» **Aim of the task**: Extend the passage on Complex PTSD below, picking up right after its last sentence.

» **Source document**:
::::
Complex PTSD is the result of long-term trauma lasting months or even years. Examples of situations that can cause this include concentration camps, prisoner of war camps, long-term domestic violence, long-term severe physical abuse, and ongoing childhood sexual abuse. A diagnosis of Complex PTSD is possibly the best way to categorise the symptoms seen in people who have suffered prolonged trauma. The first requirement for this diagnosis is a long period of time, i.e. months to years of total control by another. The other criteria include symptoms that tend to result from chronic victimisation. During long-term traumas, the victim is generally held in a state of captivity, is under the control of the perpetrator and unable to escape, thereby generating a sense of helplessness.
Because doctors and researchers have found that the current PTSD diagnosis often does not capture the psychological harm that occurs with such prolonged, repeated trauma, Complex PTSD has been placed in a separate category. Symptoms include changes in the ability to control emotions, which may include symptoms such as persistent sadness, suicidal thoughts or explosive or inhibited anger. Changes occur in consciousness (dissociation), such as forgetting traumatic events, re-living traumatic events, or having episodes where they feel detached from their own body or mental processes. There may be changes in how the person views themself, which may include a sense of shame, helplessness, guilt, or of being completely different from others. Changes may also occur in how the person views the perpetrator, such as attributing total power to them or becoming preoccupied with their relationship to them, including desire for revenge. Relationships with others are affected by being viewed differently, including feelings of distrust and isolation. There may also be a change in the affected person’s system of meanings, which may include a loss of faith or a sense of hopelessness or despair.
::::
» **Supplied information**:

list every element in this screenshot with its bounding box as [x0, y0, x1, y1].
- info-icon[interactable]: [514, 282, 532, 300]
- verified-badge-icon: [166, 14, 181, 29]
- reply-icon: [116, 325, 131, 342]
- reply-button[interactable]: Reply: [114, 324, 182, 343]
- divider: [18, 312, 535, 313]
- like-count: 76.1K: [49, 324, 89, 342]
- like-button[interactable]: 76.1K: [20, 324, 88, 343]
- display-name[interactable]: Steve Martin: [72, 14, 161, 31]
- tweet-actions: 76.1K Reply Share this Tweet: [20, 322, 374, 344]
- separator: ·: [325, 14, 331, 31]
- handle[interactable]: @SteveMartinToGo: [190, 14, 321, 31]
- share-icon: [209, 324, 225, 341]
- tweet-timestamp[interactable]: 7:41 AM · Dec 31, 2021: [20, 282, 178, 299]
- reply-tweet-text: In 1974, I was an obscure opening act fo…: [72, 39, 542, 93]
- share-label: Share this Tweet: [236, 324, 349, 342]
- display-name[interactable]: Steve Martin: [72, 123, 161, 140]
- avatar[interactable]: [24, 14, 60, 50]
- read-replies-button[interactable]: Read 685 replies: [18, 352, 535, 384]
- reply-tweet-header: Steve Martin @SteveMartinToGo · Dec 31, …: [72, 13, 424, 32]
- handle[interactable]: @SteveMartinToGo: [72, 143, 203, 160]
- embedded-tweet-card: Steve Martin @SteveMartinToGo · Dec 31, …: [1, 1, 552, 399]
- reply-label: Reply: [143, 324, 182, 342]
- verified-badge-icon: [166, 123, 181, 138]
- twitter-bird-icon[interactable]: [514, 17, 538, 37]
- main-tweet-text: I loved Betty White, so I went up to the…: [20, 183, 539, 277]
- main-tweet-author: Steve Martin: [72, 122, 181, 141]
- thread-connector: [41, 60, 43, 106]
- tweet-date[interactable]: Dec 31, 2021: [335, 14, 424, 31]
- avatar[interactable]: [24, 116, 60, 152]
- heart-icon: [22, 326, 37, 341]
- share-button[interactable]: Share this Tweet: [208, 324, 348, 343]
::::
» **Output for this task**:
Children experience PTSD differently from adults, and criteria now include age-specific features for some symptoms. Young children may present with very few symptoms, instead they may exhibit more generalised fears, e.g. stranger or separation anxiety, avoidance of situations that may or may not be related to the trauma, or a preoccupation with words or symbols that again may or may not be related to the trauma. Other symptoms may manifest themselves as losing previously acquired skills like potty training, sleep problems and nightmares without recognisable content, acting out the trauma through play, stories or drawings, new phobias and anxieties that seem unrelated to the trauma such as a fear of monsters, aches and pains with no apparent cause, irritability and aggression.
While adults who have been through overwhelming trauma can suffer a psychic numbing, blocking out the memory of a feeling about the catastrophe, children’s psyches often handle it differently. They less often become numb to the trauma because they use fantasy, daydream and play to recall and rethink their ordeal. Following an overwhelming trauma a child needs endless repetitions, replaying it over and over again in a grim, monotonous ritual.
All uncontrollable stress can have the same biological impact, it is the element of helplessness that makes a given event subjectively overwhelming. However, if the affected person can understand that their anxiety nightmares and panic are part of the symptoms of PTSD, then this can make the symptoms themselves less frightening.